Workflow & Automation

Workflow Audits — How to Find What's Costing You Most

Most businesses haven't documented their workflows. Start there. What you find will shock you.

If you asked your team to document how they do their jobs, you'd probably get blank stares. The work just happens. They get up in the morning, they answer emails, they handle requests, they move things around. Nobody's written down the sequence of steps. Nobody's counted how many steps there are or how long each one takes. Nobody knows how much of the day is spent on valuable work versus busy work. A workflow audit forces this documentation. And what you find is usually terrifying. Your team is spending three hours per day on work that could be automated in fifteen minutes. They're doing the same thing ten different ways depending on which team member is doing it. They're asking the same questions over and over because the answers aren't documented. The inefficiency that seemed invisible is suddenly obvious.

The purpose of a workflow audit is to find the biggest sources of time waste in your organization. Where is time being spent? Where could time be freed up? What's blocking your team from moving faster? What's blocking your business from scaling? Once you've identified those things, you can start to fix them. The biggest opportunities come from workflows that don't exist yet. Work that's being done manually without any systematic process at all. When you audit, you'll find those gaps.

The Documentation Phase

Start by documenting current workflows. Pick the three to five most important processes in your business. Lead intake. Customer onboarding. Deal closure. Content publishing. Customer support. For each process, sit down with the person or people who do the work and have them walk you through it step by step. What happens first? What happens next? What happens after that? Don't let them skip steps. Don't let them say "and then we do the usual stuff." Document everything, including the parts that seem obvious.

As they walk through it, you'll notice things. Steps that seem to repeat. Steps that don't seem necessary. Steps that are done differently by different people. Handoffs where work gets lost. Points where there are decisions to make. By the time you've documented the workflow, you're seeing it with fresh eyes. And you'll spot inefficiencies that people who do the work every day don't see because they're used to it.

The Time Tracking Phase

Once you've documented the workflow, have people track time. For one week, every time they do this workflow, they log how much time it took. Break it down by step if possible. How long does it take to enter the data? How long to review it? How long to send notifications? By the end of the week, you'll have accurate time data. You'll know that lead intake takes two hours per day. That customer onboarding takes six hours per week. That content publishing takes four hours per day.

The time data is crucial because it helps you prioritize. If you find that fifty hours per month are being spent on a workflow that could be automated, you know it's worth investing in automation. If you find that five hours per month are being spent on something, it probably isn't. The hours tell you where the opportunity is. And knowing the actual hours helps you calculate ROI on automation. If a workflow takes fifty hours per month and costs your team five thousand dollars per month in time, and automation costs two thousand dollars to build, you're looking at very fast payback.

The Efficiency Analysis

Once you have the workflow documented and timed, analyze it for efficiency. Are there steps that could be eliminated? Are there steps that could be combined? Are there steps that could be automated? Could the order of steps be changed to make the overall process faster? Could you batch similar work instead of doing it scattered throughout the day? Are there decision points where you're making the same decision every time, which could be automated?

*LISTING:*

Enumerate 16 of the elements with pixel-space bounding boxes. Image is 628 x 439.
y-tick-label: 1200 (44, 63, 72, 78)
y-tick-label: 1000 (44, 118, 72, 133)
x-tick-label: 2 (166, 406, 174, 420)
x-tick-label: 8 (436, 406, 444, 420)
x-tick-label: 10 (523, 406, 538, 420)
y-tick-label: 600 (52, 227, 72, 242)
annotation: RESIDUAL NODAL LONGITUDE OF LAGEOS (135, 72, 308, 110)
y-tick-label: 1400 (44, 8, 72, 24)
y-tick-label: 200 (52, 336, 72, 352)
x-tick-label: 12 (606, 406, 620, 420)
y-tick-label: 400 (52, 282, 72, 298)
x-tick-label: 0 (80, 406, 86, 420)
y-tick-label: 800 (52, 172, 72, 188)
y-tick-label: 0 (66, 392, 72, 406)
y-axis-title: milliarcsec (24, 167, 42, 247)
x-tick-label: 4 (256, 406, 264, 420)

*PARTS OF THE EXERCISE:*
1: From the workflow audit article, copy the passage that begins at the words "The time data" and stops after "very fast payback.", swapping "payback" for "recovery".
2: Translate this sentence from the workflow audit article into Spanish: "The hours tell you where the opportunity is."

*TASK-BY-TASK OUTPUTS:*
1:
The time data is crucial because it helps you prioritize. If you find that fifty hours per month are being spent on a workflow that could be automated, you know it's worth investing in automation. If you find that five hours per month are being spent on something, it probably isn't. The hours tell you where the opportunity is. And knowing the actual hours helps you calculate ROI on automation. If a workflow takes fifty hours per month and costs your team five thousand dollars per month in time, and automation costs two thousand dollars to build, you're looking at very fast recovery.

2: Las horas te indican dónde está la oportunidad.